▶ [Task description]:
Look through the data below. Collect every line where the word "Name" occurs.

[Dataset items]
—————
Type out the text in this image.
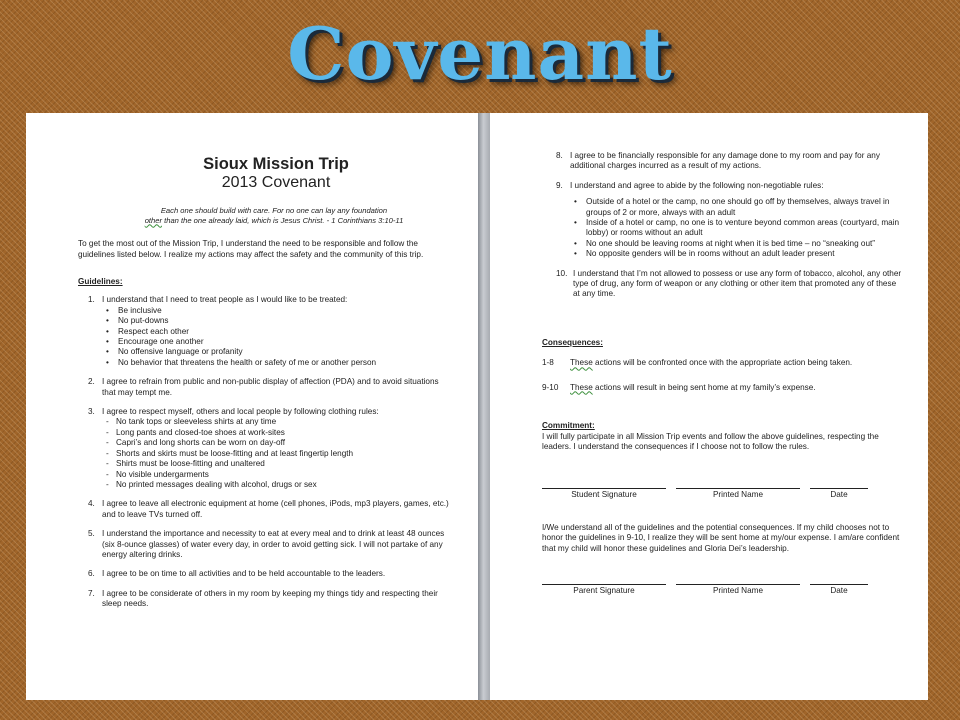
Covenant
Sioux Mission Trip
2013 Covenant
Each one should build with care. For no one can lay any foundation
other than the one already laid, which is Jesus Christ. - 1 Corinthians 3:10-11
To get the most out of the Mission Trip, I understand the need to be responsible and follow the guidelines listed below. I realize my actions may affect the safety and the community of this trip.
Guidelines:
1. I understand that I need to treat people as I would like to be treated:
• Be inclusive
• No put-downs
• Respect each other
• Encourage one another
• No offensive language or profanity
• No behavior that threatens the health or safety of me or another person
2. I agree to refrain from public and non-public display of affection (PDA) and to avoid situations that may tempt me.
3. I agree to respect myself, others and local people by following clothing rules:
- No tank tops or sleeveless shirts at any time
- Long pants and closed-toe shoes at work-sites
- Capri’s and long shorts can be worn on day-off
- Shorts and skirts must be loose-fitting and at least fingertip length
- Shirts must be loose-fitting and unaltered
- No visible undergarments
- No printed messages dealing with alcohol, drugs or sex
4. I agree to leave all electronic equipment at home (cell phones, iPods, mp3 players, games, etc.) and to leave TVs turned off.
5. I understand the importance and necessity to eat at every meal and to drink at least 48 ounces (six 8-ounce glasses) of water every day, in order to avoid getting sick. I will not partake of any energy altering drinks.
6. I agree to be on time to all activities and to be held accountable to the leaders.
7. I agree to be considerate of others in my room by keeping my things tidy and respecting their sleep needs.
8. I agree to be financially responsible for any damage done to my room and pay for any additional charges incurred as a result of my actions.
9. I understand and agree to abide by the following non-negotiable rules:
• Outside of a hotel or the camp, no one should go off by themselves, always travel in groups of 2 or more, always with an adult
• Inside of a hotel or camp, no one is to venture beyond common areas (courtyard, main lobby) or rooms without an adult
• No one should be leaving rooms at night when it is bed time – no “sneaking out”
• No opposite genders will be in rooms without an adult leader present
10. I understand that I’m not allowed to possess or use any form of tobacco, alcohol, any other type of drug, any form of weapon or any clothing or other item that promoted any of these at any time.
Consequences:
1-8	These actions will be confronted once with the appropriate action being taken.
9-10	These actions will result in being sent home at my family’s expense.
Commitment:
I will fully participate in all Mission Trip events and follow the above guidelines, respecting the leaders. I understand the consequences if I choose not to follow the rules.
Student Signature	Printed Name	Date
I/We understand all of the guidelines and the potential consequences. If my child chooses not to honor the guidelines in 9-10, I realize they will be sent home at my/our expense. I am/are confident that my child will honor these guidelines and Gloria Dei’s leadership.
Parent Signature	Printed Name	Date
—————
▶ [Final result]:
Student Signature	Printed Name	Date
Parent Signature	Printed Name	Date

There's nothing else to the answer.